**Exercise directions**
Every entry below must be repeated exactly; skip the pictures.

Raw records
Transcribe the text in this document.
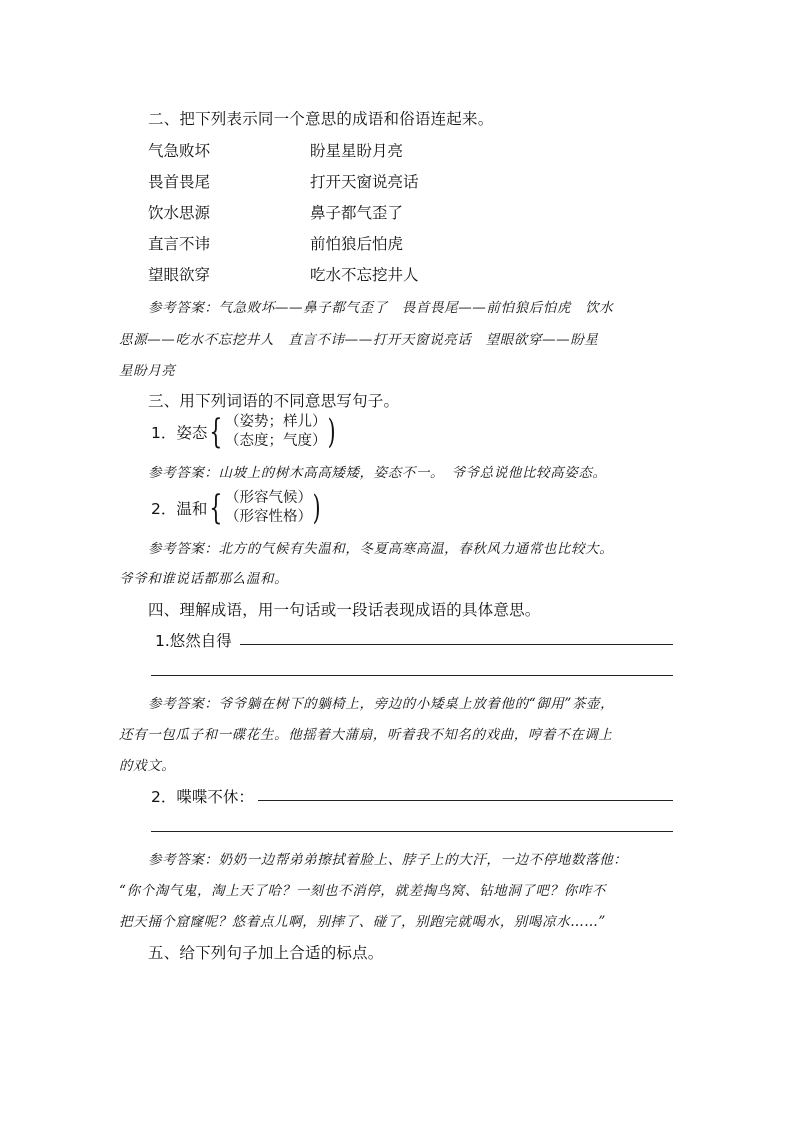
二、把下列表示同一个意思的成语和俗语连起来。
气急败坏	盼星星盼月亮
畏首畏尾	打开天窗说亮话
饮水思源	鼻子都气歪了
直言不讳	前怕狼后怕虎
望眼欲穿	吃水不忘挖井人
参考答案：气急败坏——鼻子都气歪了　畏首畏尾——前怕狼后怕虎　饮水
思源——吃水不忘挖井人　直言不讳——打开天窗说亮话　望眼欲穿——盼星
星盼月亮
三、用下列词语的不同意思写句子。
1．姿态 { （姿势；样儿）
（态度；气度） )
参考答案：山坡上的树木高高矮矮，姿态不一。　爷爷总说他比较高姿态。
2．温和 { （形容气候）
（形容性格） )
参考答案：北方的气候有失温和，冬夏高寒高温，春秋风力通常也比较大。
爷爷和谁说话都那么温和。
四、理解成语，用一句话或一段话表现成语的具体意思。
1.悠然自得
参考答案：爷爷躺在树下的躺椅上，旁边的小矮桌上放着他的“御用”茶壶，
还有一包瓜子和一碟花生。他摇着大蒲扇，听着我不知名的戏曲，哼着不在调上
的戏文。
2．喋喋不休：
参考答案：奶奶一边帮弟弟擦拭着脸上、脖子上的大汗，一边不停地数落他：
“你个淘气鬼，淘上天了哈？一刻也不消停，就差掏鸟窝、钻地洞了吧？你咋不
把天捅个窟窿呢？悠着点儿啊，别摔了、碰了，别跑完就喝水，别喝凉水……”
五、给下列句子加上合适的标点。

**Finished task**
Transcribe the text in this document.
二、把下列表示同一个意思的成语和俗语连起来。
气急败坏	盼星星盼月亮
畏首畏尾	打开天窗说亮话
饮水思源	鼻子都气歪了
直言不讳	前怕狼后怕虎
望眼欲穿	吃水不忘挖井人
参考答案：气急败坏——鼻子都气歪了　畏首畏尾——前怕狼后怕虎　饮水
思源——吃水不忘挖井人　直言不讳——打开天窗说亮话　望眼欲穿——盼星
星盼月亮
三、用下列词语的不同意思写句子。
1．姿态 { （姿势；样儿）
（态度；气度） )
参考答案：山坡上的树木高高矮矮，姿态不一。　爷爷总说他比较高姿态。
2．温和 { （形容气候）
（形容性格） )
参考答案：北方的气候有失温和，冬夏高寒高温，春秋风力通常也比较大。
爷爷和谁说话都那么温和。
四、理解成语，用一句话或一段话表现成语的具体意思。
1.悠然自得
参考答案：爷爷躺在树下的躺椅上，旁边的小矮桌上放着他的“御用”茶壶，
还有一包瓜子和一碟花生。他摇着大蒲扇，听着我不知名的戏曲，哼着不在调上
的戏文。
2．喋喋不休：
参考答案：奶奶一边帮弟弟擦拭着脸上、脖子上的大汗，一边不停地数落他：
“你个淘气鬼，淘上天了哈？一刻也不消停，就差掏鸟窝、钻地洞了吧？你咋不
把天捅个窟窿呢？悠着点儿啊，别摔了、碰了，别跑完就喝水，别喝凉水……”
五、给下列句子加上合适的标点。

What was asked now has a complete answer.